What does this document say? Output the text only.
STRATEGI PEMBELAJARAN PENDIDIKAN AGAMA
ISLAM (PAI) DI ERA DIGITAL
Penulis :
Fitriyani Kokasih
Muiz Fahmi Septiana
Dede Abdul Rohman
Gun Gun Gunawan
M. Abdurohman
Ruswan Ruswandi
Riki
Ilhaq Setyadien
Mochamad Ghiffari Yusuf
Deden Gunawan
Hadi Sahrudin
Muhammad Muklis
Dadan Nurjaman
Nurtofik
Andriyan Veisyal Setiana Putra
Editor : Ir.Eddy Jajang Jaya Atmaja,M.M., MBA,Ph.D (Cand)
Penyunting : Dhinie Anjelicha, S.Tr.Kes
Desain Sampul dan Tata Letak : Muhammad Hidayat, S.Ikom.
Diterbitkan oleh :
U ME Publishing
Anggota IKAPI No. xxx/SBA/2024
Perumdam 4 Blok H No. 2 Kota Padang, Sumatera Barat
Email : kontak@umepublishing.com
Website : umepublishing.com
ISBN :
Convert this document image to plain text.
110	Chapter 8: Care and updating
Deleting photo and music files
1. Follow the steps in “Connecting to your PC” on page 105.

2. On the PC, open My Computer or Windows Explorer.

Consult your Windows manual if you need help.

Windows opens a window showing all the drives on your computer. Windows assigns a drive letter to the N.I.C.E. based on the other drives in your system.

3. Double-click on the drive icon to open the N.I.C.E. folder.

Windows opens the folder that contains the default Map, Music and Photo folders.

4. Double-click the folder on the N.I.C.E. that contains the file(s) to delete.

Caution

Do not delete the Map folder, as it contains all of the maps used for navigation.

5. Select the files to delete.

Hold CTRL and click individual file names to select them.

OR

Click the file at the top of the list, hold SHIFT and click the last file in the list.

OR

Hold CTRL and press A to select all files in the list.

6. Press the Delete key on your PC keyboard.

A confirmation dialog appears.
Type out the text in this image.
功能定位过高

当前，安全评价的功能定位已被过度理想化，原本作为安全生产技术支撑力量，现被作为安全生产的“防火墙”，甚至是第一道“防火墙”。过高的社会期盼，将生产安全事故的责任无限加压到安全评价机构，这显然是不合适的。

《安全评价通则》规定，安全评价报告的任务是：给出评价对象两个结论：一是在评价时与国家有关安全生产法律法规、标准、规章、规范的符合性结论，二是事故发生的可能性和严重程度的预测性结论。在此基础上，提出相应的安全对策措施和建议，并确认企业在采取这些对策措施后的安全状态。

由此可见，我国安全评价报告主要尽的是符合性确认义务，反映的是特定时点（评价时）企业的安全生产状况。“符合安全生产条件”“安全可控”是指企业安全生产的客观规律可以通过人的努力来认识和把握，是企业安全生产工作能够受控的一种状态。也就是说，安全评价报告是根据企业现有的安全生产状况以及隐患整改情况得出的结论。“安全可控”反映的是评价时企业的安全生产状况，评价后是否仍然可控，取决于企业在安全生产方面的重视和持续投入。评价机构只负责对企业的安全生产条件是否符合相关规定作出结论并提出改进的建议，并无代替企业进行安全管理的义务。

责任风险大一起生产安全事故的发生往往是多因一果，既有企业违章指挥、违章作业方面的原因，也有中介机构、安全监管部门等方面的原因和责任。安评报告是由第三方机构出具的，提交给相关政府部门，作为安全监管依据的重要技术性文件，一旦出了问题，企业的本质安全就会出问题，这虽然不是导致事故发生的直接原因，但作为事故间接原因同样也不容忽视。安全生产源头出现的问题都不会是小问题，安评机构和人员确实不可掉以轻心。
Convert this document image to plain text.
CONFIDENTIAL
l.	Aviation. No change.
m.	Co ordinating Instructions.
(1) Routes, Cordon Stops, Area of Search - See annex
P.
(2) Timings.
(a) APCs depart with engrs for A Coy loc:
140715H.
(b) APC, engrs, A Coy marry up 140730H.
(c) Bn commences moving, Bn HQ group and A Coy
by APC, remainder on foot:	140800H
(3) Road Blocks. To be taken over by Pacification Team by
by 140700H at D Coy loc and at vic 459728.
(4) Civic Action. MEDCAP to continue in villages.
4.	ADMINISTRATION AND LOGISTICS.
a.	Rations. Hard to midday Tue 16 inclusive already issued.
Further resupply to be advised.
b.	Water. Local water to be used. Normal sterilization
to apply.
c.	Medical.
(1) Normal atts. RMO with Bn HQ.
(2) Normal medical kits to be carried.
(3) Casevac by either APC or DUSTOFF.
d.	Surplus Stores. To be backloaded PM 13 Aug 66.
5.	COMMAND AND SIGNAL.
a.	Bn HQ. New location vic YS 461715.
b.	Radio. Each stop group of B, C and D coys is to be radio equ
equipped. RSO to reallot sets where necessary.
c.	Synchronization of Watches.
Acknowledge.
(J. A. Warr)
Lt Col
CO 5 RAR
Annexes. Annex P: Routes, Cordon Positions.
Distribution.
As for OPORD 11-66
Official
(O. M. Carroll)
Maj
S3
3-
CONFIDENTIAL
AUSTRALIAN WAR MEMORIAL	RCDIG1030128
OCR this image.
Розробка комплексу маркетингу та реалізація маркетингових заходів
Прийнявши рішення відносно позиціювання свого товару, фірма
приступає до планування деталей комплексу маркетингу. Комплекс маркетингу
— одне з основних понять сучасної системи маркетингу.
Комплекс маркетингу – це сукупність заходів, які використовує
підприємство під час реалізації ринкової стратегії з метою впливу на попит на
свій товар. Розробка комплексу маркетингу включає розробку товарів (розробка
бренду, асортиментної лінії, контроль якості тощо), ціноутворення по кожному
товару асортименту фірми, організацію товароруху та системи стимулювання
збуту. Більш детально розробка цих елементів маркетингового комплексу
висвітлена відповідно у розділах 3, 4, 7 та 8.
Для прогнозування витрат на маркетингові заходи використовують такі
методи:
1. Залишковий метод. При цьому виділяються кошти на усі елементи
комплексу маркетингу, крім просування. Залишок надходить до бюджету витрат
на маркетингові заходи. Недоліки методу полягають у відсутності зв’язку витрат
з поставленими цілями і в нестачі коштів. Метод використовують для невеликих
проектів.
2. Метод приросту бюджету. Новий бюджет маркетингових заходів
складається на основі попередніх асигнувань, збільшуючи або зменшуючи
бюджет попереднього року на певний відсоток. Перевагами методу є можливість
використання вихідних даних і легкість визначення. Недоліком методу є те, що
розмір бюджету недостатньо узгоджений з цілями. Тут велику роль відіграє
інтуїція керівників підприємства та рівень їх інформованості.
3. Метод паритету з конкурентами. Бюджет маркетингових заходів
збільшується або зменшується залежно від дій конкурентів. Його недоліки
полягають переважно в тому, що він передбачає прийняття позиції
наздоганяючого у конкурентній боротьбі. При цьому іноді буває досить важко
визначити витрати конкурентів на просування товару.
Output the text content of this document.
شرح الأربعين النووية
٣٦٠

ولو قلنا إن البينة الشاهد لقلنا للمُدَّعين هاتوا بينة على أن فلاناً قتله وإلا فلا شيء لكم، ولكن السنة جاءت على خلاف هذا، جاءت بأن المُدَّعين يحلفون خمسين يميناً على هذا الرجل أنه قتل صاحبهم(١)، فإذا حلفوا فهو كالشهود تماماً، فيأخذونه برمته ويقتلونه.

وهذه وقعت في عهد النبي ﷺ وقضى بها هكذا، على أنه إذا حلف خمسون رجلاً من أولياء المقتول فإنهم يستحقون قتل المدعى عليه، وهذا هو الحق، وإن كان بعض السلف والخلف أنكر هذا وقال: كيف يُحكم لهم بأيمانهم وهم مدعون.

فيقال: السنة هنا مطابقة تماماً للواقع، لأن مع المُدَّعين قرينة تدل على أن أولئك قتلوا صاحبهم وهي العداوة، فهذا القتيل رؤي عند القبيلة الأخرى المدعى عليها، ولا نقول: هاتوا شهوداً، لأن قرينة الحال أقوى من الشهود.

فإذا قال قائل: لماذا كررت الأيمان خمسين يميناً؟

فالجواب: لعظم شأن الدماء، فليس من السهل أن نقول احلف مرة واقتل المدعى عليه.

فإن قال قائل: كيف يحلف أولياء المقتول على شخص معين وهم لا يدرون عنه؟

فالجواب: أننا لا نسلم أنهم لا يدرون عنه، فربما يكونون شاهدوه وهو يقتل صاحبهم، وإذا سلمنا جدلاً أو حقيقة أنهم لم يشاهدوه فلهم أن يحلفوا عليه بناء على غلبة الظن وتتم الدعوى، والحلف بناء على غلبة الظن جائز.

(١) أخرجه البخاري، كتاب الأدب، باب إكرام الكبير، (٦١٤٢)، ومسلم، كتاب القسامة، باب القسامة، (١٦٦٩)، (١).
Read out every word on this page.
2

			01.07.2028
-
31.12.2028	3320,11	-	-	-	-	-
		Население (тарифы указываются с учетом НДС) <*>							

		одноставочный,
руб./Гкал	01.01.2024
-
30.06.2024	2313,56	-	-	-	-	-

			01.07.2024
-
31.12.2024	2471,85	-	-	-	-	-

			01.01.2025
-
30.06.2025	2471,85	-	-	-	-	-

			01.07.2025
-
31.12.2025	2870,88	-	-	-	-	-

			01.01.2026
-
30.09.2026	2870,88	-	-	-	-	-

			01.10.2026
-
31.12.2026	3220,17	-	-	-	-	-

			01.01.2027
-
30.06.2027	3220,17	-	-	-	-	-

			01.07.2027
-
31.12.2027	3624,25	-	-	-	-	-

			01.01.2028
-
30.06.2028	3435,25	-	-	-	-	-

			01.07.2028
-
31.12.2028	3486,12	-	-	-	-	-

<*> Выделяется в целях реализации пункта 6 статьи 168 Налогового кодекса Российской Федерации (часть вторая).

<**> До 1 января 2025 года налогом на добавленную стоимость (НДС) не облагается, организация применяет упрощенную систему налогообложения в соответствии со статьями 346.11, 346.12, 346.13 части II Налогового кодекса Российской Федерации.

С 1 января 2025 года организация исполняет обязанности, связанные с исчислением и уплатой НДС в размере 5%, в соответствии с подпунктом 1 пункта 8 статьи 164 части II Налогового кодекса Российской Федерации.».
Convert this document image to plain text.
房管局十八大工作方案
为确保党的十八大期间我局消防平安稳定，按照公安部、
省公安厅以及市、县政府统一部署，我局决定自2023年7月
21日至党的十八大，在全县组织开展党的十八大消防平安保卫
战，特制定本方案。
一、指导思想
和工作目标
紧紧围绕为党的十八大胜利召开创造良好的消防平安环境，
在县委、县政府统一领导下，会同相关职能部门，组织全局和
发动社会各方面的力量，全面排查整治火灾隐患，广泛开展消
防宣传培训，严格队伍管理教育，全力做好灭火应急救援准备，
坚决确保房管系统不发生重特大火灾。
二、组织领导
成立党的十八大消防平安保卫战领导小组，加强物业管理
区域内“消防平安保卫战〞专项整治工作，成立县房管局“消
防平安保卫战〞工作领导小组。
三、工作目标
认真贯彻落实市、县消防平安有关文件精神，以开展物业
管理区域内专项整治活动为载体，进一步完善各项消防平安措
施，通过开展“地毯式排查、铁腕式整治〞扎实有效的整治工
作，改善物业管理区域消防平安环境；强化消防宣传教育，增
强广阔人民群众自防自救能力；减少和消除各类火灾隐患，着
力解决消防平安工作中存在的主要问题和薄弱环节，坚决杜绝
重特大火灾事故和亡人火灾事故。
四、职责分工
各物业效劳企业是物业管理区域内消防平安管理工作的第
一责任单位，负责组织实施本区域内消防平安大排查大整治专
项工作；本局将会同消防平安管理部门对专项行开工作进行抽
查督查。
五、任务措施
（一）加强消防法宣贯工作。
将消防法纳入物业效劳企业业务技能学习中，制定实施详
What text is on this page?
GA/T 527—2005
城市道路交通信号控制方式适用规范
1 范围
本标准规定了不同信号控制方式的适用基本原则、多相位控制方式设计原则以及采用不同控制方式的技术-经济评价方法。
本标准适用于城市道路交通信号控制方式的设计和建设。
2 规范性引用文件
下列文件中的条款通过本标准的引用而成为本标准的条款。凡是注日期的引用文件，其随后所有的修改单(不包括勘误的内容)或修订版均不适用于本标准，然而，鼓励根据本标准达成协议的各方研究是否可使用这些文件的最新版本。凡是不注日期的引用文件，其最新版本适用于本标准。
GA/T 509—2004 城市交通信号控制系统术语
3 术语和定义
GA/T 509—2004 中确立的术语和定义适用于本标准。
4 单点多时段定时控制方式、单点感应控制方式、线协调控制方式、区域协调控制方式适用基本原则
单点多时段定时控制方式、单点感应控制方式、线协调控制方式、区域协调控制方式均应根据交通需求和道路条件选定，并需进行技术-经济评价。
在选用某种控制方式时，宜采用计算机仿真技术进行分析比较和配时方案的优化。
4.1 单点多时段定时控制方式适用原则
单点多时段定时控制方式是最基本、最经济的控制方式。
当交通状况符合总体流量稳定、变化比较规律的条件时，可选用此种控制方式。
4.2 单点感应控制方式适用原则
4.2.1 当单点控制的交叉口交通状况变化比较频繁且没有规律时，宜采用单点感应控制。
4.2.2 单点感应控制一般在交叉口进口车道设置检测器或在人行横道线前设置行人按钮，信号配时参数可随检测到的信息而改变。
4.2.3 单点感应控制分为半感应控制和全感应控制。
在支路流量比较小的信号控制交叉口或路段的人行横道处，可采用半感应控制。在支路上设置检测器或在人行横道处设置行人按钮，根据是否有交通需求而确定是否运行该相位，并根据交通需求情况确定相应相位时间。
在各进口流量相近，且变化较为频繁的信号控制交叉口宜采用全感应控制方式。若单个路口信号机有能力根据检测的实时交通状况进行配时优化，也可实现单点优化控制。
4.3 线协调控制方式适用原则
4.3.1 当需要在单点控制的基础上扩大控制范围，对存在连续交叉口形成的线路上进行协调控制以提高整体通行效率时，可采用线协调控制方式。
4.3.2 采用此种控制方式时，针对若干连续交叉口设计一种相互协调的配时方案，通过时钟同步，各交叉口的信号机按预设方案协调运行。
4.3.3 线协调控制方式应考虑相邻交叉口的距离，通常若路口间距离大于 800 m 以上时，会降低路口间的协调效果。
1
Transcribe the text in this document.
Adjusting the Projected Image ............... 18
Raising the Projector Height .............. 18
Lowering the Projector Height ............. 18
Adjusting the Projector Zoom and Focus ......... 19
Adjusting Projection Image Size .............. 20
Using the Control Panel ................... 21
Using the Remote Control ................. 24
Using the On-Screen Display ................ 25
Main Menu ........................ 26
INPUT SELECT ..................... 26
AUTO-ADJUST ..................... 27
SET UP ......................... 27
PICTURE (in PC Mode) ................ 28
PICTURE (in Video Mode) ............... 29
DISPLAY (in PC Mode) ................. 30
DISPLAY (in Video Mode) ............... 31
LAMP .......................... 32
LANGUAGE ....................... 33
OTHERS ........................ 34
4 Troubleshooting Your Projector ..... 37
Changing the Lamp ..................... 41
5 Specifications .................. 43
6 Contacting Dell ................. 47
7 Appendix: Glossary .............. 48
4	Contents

▶ _Problem statement_: Looking back at the lines above, state how many contain the word "page", and supply nothing besides the number.

▶ _Answer to the problem_: 3